◆ EXERCISE GOAL ◆
Every line below should be copied exactly; drop the pictures.

◆ DATA TO PROCESS ◆
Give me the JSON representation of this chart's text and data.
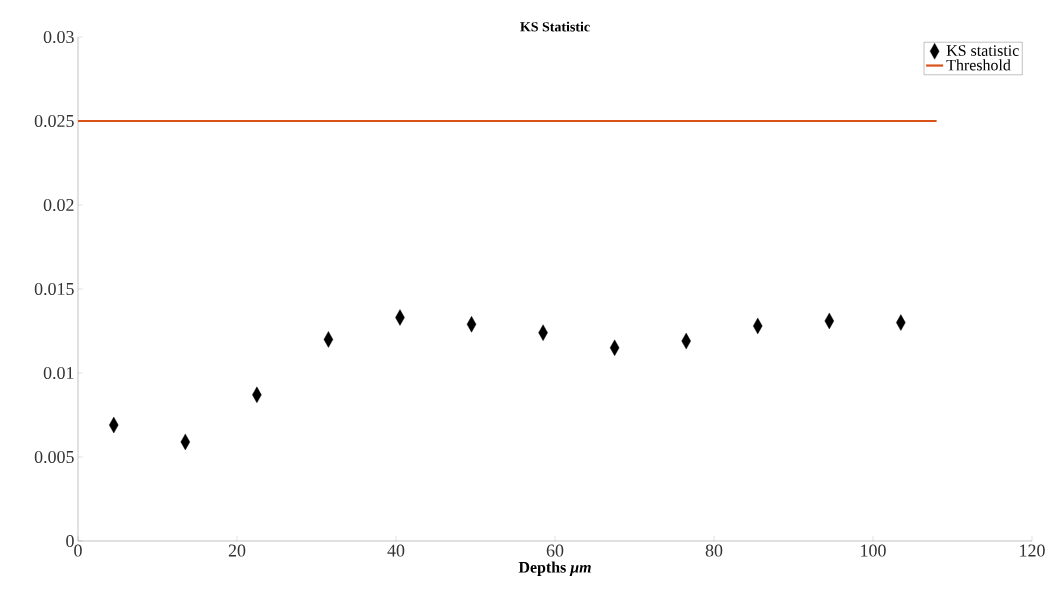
{
  "chart_data": {
    "type": "scatter",
    "title": "KS Statistic",
    "xlabel": "Depths  *μm*",
    "xlim": [
      0,
      120
    ],
    "xticks": [
      0,
      20,
      40,
      60,
      80,
      100,
      120
    ],
    "ylim": [
      0,
      0.03
    ],
    "yticks": [
      0,
      0.005,
      0.01,
      0.015,
      0.02,
      0.025,
      0.03
    ],
    "legend": "top right",
    "grid": false,
    "series": [
      {
        "name": "KS statistic",
        "marker": "diamond",
        "color": "#000000",
        "x": [
          4.5,
          13.5,
          22.5,
          31.5,
          40.5,
          49.5,
          58.5,
          67.5,
          76.5,
          85.5,
          94.5,
          103.5
        ],
        "values": [
          0.0069,
          0.0059,
          0.0087,
          0.012,
          0.0133,
          0.0129,
          0.0124,
          0.0115,
          0.0119,
          0.0128,
          0.0131,
          0.013
        ]
      },
      {
        "name": "Threshold",
        "type": "line",
        "marker": "none",
        "line_style": "solid",
        "color": "#d95319",
        "x": [
          0,
          108
        ],
        "values": [
          0.025,
          0.025
        ]
      }
    ]
  }
}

◆ ANSWER TO THE PROBLEM ◆
Give me the JSON representation of this chart's text and data.
{
  "chart_data": {
    "type": "scatter",
    "title": "KS Statistic",
    "xlabel": "Depths  *μm*",
    "xlim": [
      0,
      120
    ],
    "xticks": [
      0,
      20,
      40,
      60,
      80,
      100,
      120
    ],
    "ylim": [
      0,
      0.03
    ],
    "yticks": [
      0,
      0.005,
      0.01,
      0.015,
      0.02,
      0.025,
      0.03
    ],
    "legend": "top right",
    "grid": false,
    "series": [
      {
        "name": "KS statistic",
        "marker": "diamond",
        "color": "#000000",
        "x": [
          4.5,
          13.5,
          22.5,
          31.5,
          40.5,
          49.5,
          58.5,
          67.5,
          76.5,
          85.5,
          94.5,
          103.5
        ],
        "values": [
          0.0069,
          0.0059,
          0.0087,
          0.012,
          0.0133,
          0.0129,
          0.0124,
          0.0115,
          0.0119,
          0.0128,
          0.0131,
          0.013
        ]
      },
      {
        "name": "Threshold",
        "type": "line",
        "marker": "none",
        "line_style": "solid",
        "color": "#d95319",
        "x": [
          0,
          108
        ],
        "values": [
          0.025,
          0.025
        ]
      }
    ]
  }
}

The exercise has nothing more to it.